Work instructions
Every entry must be copied word for word.

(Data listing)
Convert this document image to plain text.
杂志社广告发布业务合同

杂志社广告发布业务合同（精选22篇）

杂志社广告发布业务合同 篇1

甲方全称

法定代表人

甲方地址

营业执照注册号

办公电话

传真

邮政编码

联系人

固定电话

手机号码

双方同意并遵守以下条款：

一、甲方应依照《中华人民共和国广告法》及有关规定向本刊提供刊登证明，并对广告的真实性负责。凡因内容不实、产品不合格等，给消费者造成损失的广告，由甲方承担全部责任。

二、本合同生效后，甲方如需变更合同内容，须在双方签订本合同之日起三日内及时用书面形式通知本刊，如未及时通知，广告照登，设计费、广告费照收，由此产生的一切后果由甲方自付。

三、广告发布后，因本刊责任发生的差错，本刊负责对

Answer to the problem
Convert this document image to plain text.
杂志社广告发布业务合同

杂志社广告发布业务合同（精选22篇）

杂志社广告发布业务合同 篇1

甲方全称

法定代表人

甲方地址

营业执照注册号

办公电话

传真

邮政编码

联系人

固定电话

手机号码

双方同意并遵守以下条款：

一、甲方应依照《中华人民共和国广告法》及有关规定向本刊提供刊登证明，并对广告的真实性负责。凡因内容不实、产品不合格等，给消费者造成损失的广告，由甲方承担全部责任。

二、本合同生效后，甲方如需变更合同内容，须在双方签订本合同之日起三日内及时用书面形式通知本刊，如未及时通知，广告照登，设计费、广告费照收，由此产生的一切后果由甲方自付。

三、广告发布后，因本刊责任发生的差错，本刊负责对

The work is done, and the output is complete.